• [INSTRUCTIONS FOR THE TASK]: From the listing below, pull each line that includes "article".

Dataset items
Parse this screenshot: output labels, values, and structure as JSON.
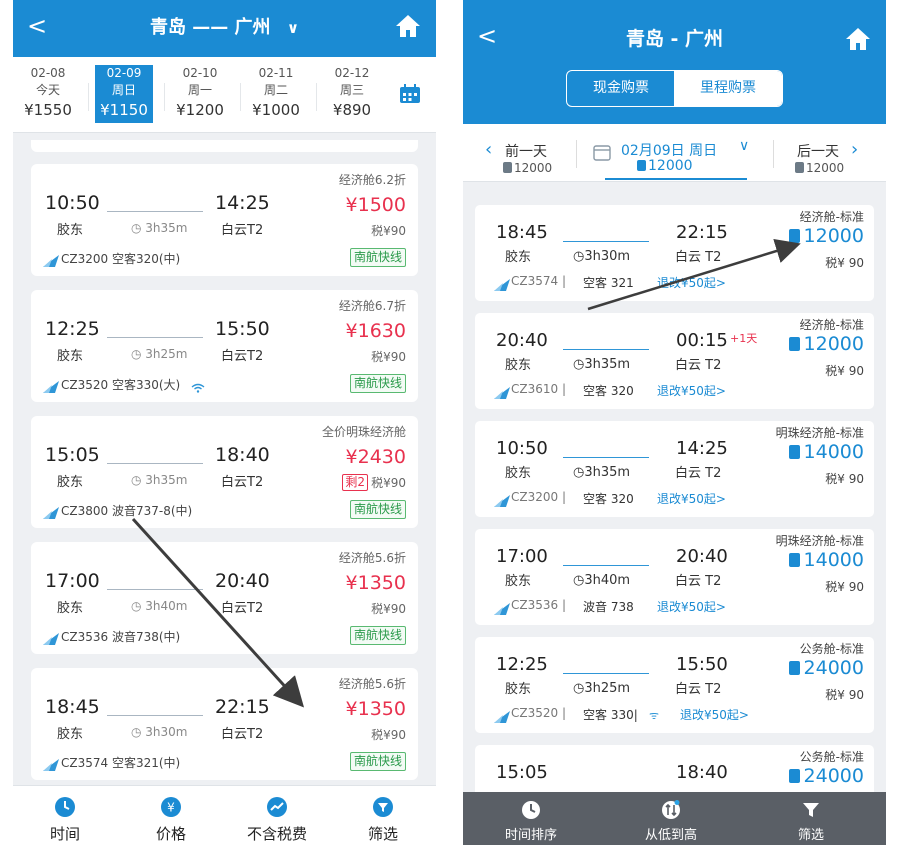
{
  "left": {
    "header": {
      "back": "<",
      "title": "青岛 —— 广州",
      "dropdown": "∨"
    },
    "dates": [
      {
        "date": "02-08",
        "day": "今天",
        "price": "¥1550"
      },
      {
        "date": "02-09",
        "day": "周日",
        "price": "¥1150"
      },
      {
        "date": "02-10",
        "day": "周一",
        "price": "¥1200"
      },
      {
        "date": "02-11",
        "day": "周二",
        "price": "¥1000"
      },
      {
        "date": "02-12",
        "day": "周三",
        "price": "¥890"
      }
    ],
    "selected_date_index": 1,
    "flights": [
      {
        "dep": "10:50",
        "arr": "14:25",
        "from": "胶东",
        "to": "白云T2",
        "dur": "3h35m",
        "cabin": "经济舱6.2折",
        "price": "¥1500",
        "tax": "税¥90",
        "flight": "CZ3200 空客320(中)",
        "tag": "南航快线"
      },
      {
        "dep": "12:25",
        "arr": "15:50",
        "from": "胶东",
        "to": "白云T2",
        "dur": "3h25m",
        "cabin": "经济舱6.7折",
        "price": "¥1630",
        "tax": "税¥90",
        "flight": "CZ3520 空客330(大)",
        "tag": "南航快线"
      },
      {
        "dep": "15:05",
        "arr": "18:40",
        "from": "胶东",
        "to": "白云T2",
        "dur": "3h35m",
        "cabin": "全价明珠经济舱",
        "price": "¥2430",
        "remain": "剩2",
        "tax": "税¥90",
        "flight": "CZ3800 波音737-8(中)",
        "tag": "南航快线"
      },
      {
        "dep": "17:00",
        "arr": "20:40",
        "from": "胶东",
        "to": "白云T2",
        "dur": "3h40m",
        "cabin": "经济舱5.6折",
        "price": "¥1350",
        "tax": "税¥90",
        "flight": "CZ3536 波音738(中)",
        "tag": "南航快线"
      },
      {
        "dep": "18:45",
        "arr": "22:15",
        "from": "胶东",
        "to": "白云T2",
        "dur": "3h30m",
        "cabin": "经济舱5.6折",
        "price": "¥1350",
        "tax": "税¥90",
        "flight": "CZ3574 空客321(中)",
        "tag": "南航快线"
      }
    ],
    "bottom": [
      {
        "label": "时间",
        "icon": "clock-icon"
      },
      {
        "label": "价格",
        "icon": "yen-icon"
      },
      {
        "label": "不含税费",
        "icon": "trend-icon"
      },
      {
        "label": "筛选",
        "icon": "filter-icon"
      }
    ]
  },
  "right": {
    "header": {
      "back": "<",
      "title": "青岛 - 广州"
    },
    "tabs": {
      "cash": "现金购票",
      "miles": "里程购票"
    },
    "daybar": {
      "prev": "前一天",
      "prev_miles": "12000",
      "cur": "02月09日 周日",
      "cur_miles": "12000",
      "next": "后一天",
      "next_miles": "12000"
    },
    "flights": [
      {
        "dep": "18:45",
        "arr": "22:15",
        "from": "胶东",
        "to": "白云 T2",
        "dur": "3h30m",
        "cabin": "经济舱-标准",
        "miles": "12000",
        "tax": "税¥ 90",
        "flight": "CZ3574 |",
        "type": "空客 321",
        "change": "退改¥50起>"
      },
      {
        "dep": "20:40",
        "arr": "00:15",
        "plus": "+1天",
        "from": "胶东",
        "to": "白云 T2",
        "dur": "3h35m",
        "cabin": "经济舱-标准",
        "miles": "12000",
        "tax": "税¥ 90",
        "flight": "CZ3610 |",
        "type": "空客 320",
        "change": "退改¥50起>"
      },
      {
        "dep": "10:50",
        "arr": "14:25",
        "from": "胶东",
        "to": "白云 T2",
        "dur": "3h35m",
        "cabin": "明珠经济舱-标准",
        "miles": "14000",
        "tax": "税¥ 90",
        "flight": "CZ3200 |",
        "type": "空客 320",
        "change": "退改¥50起>"
      },
      {
        "dep": "17:00",
        "arr": "20:40",
        "from": "胶东",
        "to": "白云 T2",
        "dur": "3h40m",
        "cabin": "明珠经济舱-标准",
        "miles": "14000",
        "tax": "税¥ 90",
        "flight": "CZ3536 |",
        "type": "波音 738",
        "change": "退改¥50起>"
      },
      {
        "dep": "12:25",
        "arr": "15:50",
        "from": "胶东",
        "to": "白云 T2",
        "dur": "3h25m",
        "cabin": "公务舱-标准",
        "miles": "24000",
        "tax": "税¥ 90",
        "flight": "CZ3520 |",
        "type": "空客 330|",
        "change": "退改¥50起>"
      },
      {
        "dep": "15:05",
        "arr": "18:40",
        "from": "",
        "to": "",
        "dur": "",
        "cabin": "公务舱-标准",
        "miles": "24000",
        "tax": "",
        "flight": "",
        "type": "",
        "change": ""
      }
    ],
    "bottom": [
      {
        "label": "时间排序",
        "icon": "clock-icon"
      },
      {
        "label": "从低到高",
        "icon": "sort-icon"
      },
      {
        "label": "筛选",
        "icon": "filter-icon"
      }
    ]
  },
  "colors": {
    "brand": "#1b8bd3",
    "price": "#e8314e",
    "tag": "#2a9a4a",
    "bottom_dark": "#5a5f66"
  }
}
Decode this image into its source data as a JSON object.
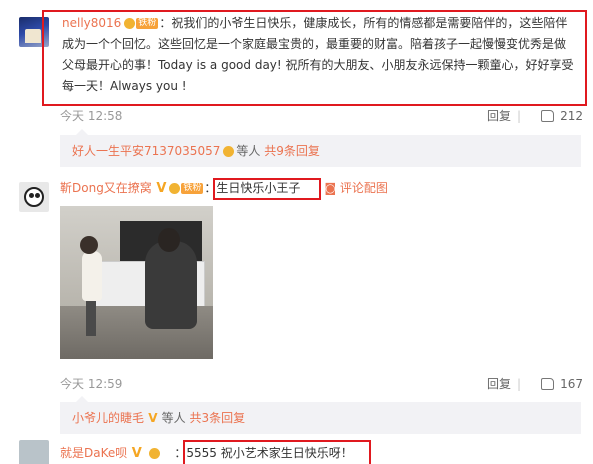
{
  "comment1": {
    "username": "nelly8016",
    "badge_label": "铁粉",
    "text": "：祝我们的小爷生日快乐，健康成长，所有的情感都是需要陪伴的，这些陪伴成为一个个回忆。这些回忆是一个家庭最宝贵的，最重要的财富。陪着孩子一起慢慢变优秀是做父母最开心的事！Today is a good day! 祝所有的大朋友、小朋友永远保持一颗童心，好好享受每一天！Always you !",
    "time": "今天 12:58",
    "reply_label": "回复",
    "like_count": "212",
    "sub_user": "好人一生平安7137035057",
    "sub_and": "等人",
    "sub_count": "共9条回复"
  },
  "comment2": {
    "username": "靳Dong又在撩窝",
    "badge_label": "铁粉",
    "text": "：生日快乐小王子",
    "extra": "评论配图",
    "time": "今天 12:59",
    "reply_label": "回复",
    "like_count": "167",
    "sub_user": "小爷儿的睫毛",
    "sub_and": "等人",
    "sub_count": "共3条回复"
  },
  "comment3": {
    "username": "就是DaKe呗",
    "text": "：5555 祝小艺术家生日快乐呀！"
  },
  "colors": {
    "username": "#eb7350",
    "highlight_box": "#e0191f",
    "subbox_bg": "#f2f2f5"
  },
  "icons": [
    "thumbs-up-icon",
    "camera-icon",
    "fan-badge-icon",
    "verified-v-icon"
  ]
}
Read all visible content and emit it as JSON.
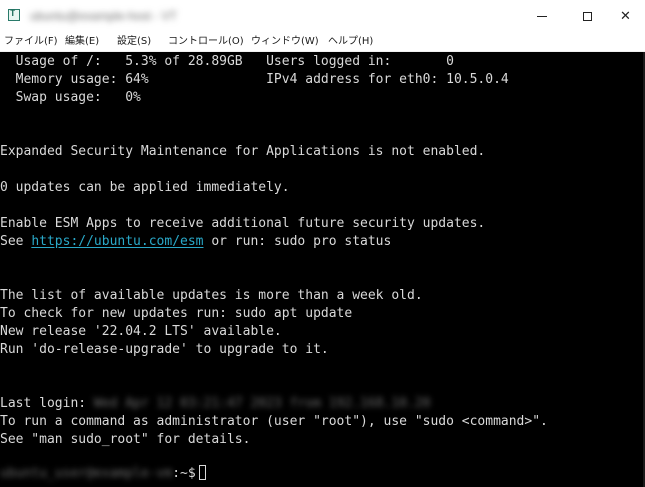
{
  "window": {
    "title": "ubuntu@example-host - VT",
    "minimize_glyph": "—",
    "maximize_glyph": "☐",
    "close_glyph": "✕"
  },
  "menu": [
    {
      "label": "ファイル(F)"
    },
    {
      "label": "編集(E)"
    },
    {
      "label": "設定(S)"
    },
    {
      "label": "コントロール(O)"
    },
    {
      "label": "ウィンドウ(W)"
    },
    {
      "label": "ヘルプ(H)"
    }
  ],
  "terminal": {
    "usage_line": "  Usage of /:   5.3% of 28.89GB   Users logged in:       0",
    "memory_line": "  Memory usage: 64%               IPv4 address for eth0: 10.5.0.4",
    "swap_line": "  Swap usage:   0%",
    "esm_notice": "Expanded Security Maintenance for Applications is not enabled.",
    "updates_line": "0 updates can be applied immediately.",
    "enable_esm": "Enable ESM Apps to receive additional future security updates.",
    "see_prefix": "See ",
    "esm_url": "https://ubuntu.com/esm",
    "see_suffix": " or run: sudo pro status",
    "list_updates": "The list of available updates is more than a week old.",
    "check_updates": "To check for new updates run: sudo apt update",
    "new_release": "New release '22.04.2 LTS' available.",
    "run_upgrade": "Run 'do-release-upgrade' to upgrade to it.",
    "last_login_label": "Last login: ",
    "last_login_value": "Wed Apr 12 03:21:47 2023 from 192.168.10.20",
    "sudo_hint_1": "To run a command as administrator (user \"root\"), use \"sudo <command>\".",
    "sudo_hint_2": "See \"man sudo_root\" for details.",
    "prompt_user": "ubuntu_user@example-vm",
    "prompt_suffix": ":~$"
  }
}
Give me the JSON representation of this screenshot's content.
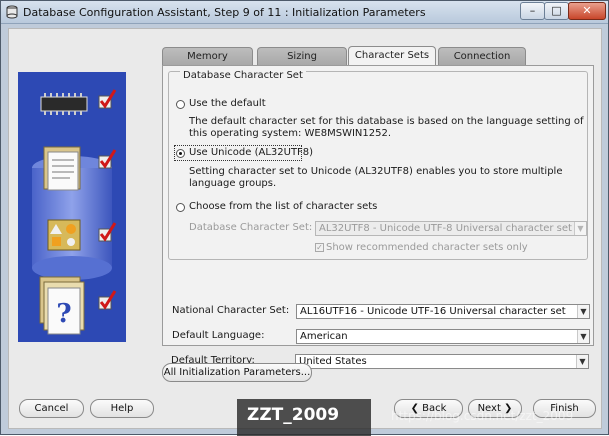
{
  "window": {
    "title": "Database Configuration Assistant, Step 9 of 11 : Initialization Parameters",
    "controls": {
      "minimize": "–",
      "maximize": "□",
      "close": "✕"
    }
  },
  "tabs": [
    {
      "label": "Memory",
      "active": false
    },
    {
      "label": "Sizing",
      "active": false
    },
    {
      "label": "Character Sets",
      "active": true
    },
    {
      "label": "Connection Mode",
      "active": false
    }
  ],
  "charset_group": {
    "title": "Database Character Set",
    "options": [
      {
        "label": "Use the default",
        "selected": false,
        "description": "The default character set for this database is based on the language setting of this operating system: WE8MSWIN1252."
      },
      {
        "label": "Use Unicode (AL32UTF8)",
        "selected": true,
        "description": "Setting character set to Unicode (AL32UTF8) enables you to store multiple language groups."
      },
      {
        "label": "Choose from the list of character sets",
        "selected": false
      }
    ],
    "db_charset_label": "Database Character Set:",
    "db_charset_value": "AL32UTF8 - Unicode UTF-8 Universal character set",
    "show_recommended_label": "Show recommended character sets only",
    "show_recommended_checked": true
  },
  "national_charset": {
    "label": "National Character Set:",
    "value": "AL16UTF16 - Unicode UTF-16 Universal character set"
  },
  "default_language": {
    "label": "Default Language:",
    "value": "American"
  },
  "default_territory": {
    "label": "Default Territory:",
    "value": "United States"
  },
  "buttons": {
    "all_params": "All Initialization Parameters...",
    "cancel": "Cancel",
    "help": "Help",
    "back": "Back",
    "next": "Next",
    "finish": "Finish"
  },
  "watermark": {
    "text": "ZZT_2009",
    "url": "https://blog.csdn.net/zzt_2009"
  },
  "colors": {
    "side_panel": "#2d49b4",
    "check_red": "#d01818",
    "window_frame": "#bfcbda"
  }
}
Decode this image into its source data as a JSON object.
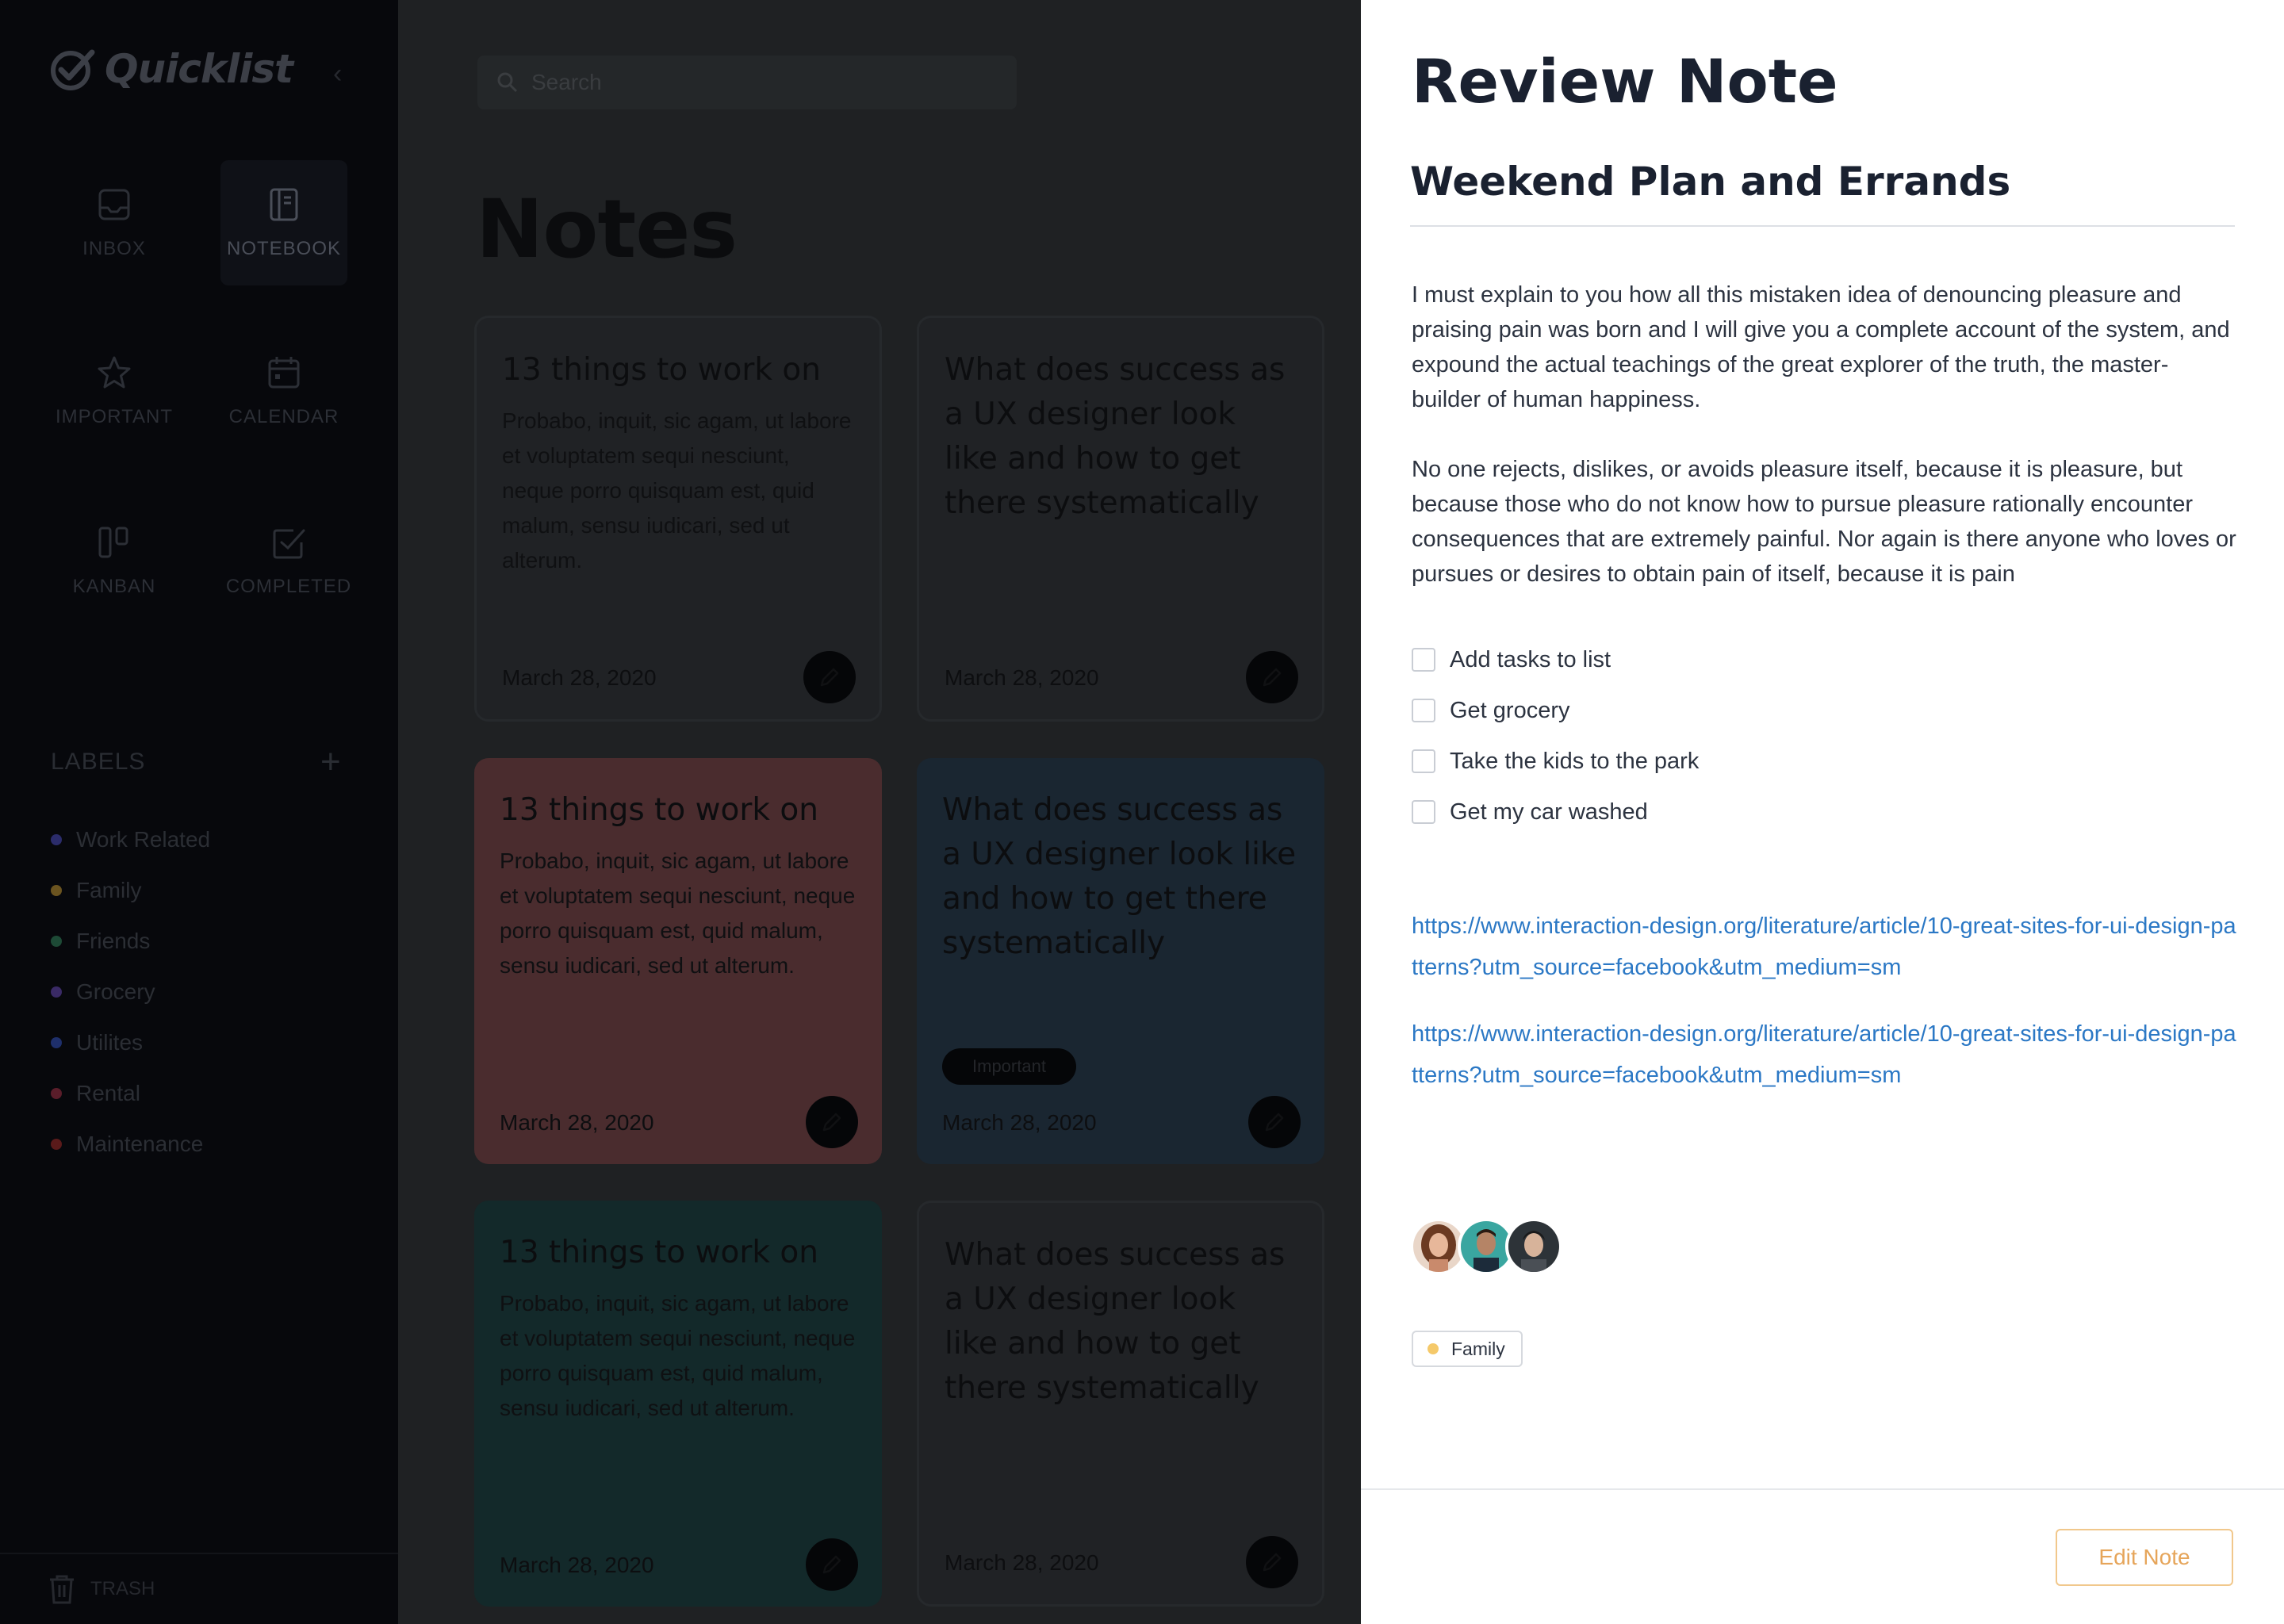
{
  "app": {
    "name": "Quicklist"
  },
  "sidebar": {
    "nav": [
      {
        "label": "INBOX",
        "icon": "inbox-icon",
        "active": false
      },
      {
        "label": "NOTEBOOK",
        "icon": "notebook-icon",
        "active": true
      },
      {
        "label": "IMPORTANT",
        "icon": "star-icon",
        "active": false
      },
      {
        "label": "CALENDAR",
        "icon": "calendar-icon",
        "active": false
      },
      {
        "label": "KANBAN",
        "icon": "kanban-icon",
        "active": false
      },
      {
        "label": "COMPLETED",
        "icon": "check-square-icon",
        "active": false
      }
    ],
    "labels_heading": "LABELS",
    "labels": [
      {
        "name": "Work Related",
        "color": "#2b2c6b"
      },
      {
        "name": "Family",
        "color": "#6b5420"
      },
      {
        "name": "Friends",
        "color": "#1d4a36"
      },
      {
        "name": "Grocery",
        "color": "#3a2a66"
      },
      {
        "name": "Utilites",
        "color": "#1e2f6b"
      },
      {
        "name": "Rental",
        "color": "#5a1d2a"
      },
      {
        "name": "Maintenance",
        "color": "#5a1a1a"
      }
    ],
    "trash_label": "TRASH"
  },
  "main": {
    "search_placeholder": "Search",
    "title": "Notes",
    "cards": [
      {
        "title": "13 things to work on",
        "body": "Probabo, inquit, sic agam, ut labore et voluptatem sequi nesciunt, neque porro quisquam est, quid malum, sensu iudicari, sed ut alterum.",
        "date": "March 28, 2020",
        "tag": "",
        "color": "plain"
      },
      {
        "title": "What does success as a UX designer look like and how to get there systematically",
        "body": "",
        "date": "March 28, 2020",
        "tag": "",
        "color": "plain"
      },
      {
        "title": "13 things to work on",
        "body": "Probabo, inquit, sic agam, ut labore et voluptatem sequi nesciunt, neque porro quisquam est, quid malum, sensu iudicari, sed ut alterum.",
        "date": "March 28, 2020",
        "tag": "",
        "color": "rose"
      },
      {
        "title": "What does success as a UX designer look like and how to get there systematically",
        "body": "",
        "date": "March 28, 2020",
        "tag": "Important",
        "color": "blue"
      },
      {
        "title": "13 things to work on",
        "body": "Probabo, inquit, sic agam, ut labore et voluptatem sequi nesciunt, neque porro quisquam est, quid malum, sensu iudicari, sed ut alterum.",
        "date": "March 28, 2020",
        "tag": "",
        "color": "teal"
      },
      {
        "title": "What does success as a UX designer look like and how to get there systematically",
        "body": "",
        "date": "March 28, 2020",
        "tag": "",
        "color": "plain"
      }
    ]
  },
  "panel": {
    "heading": "Review Note",
    "note_title": "Weekend Plan and Errands",
    "paragraphs": [
      "I must explain to you how all this mistaken idea of denouncing pleasure and praising pain was born and I will give you a complete account of the system, and expound the actual teachings of the great explorer of the truth, the master-builder of human happiness.",
      "No one rejects, dislikes, or avoids pleasure itself, because it is pleasure, but because those who do not know how to pursue pleasure rationally encounter consequences that are extremely painful. Nor again is there anyone who loves or pursues or desires to obtain pain of itself, because it is pain"
    ],
    "checklist": [
      "Add tasks to list",
      "Get grocery",
      "Take the kids to the park",
      "Get my car washed"
    ],
    "links": [
      "https://www.interaction-design.org/literature/article/10-great-sites-for-ui-design-patterns?utm_source=facebook&utm_medium=sm",
      "https://www.interaction-design.org/literature/article/10-great-sites-for-ui-design-patterns?utm_source=facebook&utm_medium=sm"
    ],
    "label": "Family",
    "edit_button": "Edit Note"
  }
}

• [EXERCISE ANSWER]:
      "https://www.interaction-design.org/literature/article/10-great-sites-for-ui-design-patterns?utm_source=facebook&utm_medium=sm",
      "https://www.interaction-design.org/literature/article/10-great-sites-for-ui-design-patterns?utm_source=facebook&utm_medium=sm"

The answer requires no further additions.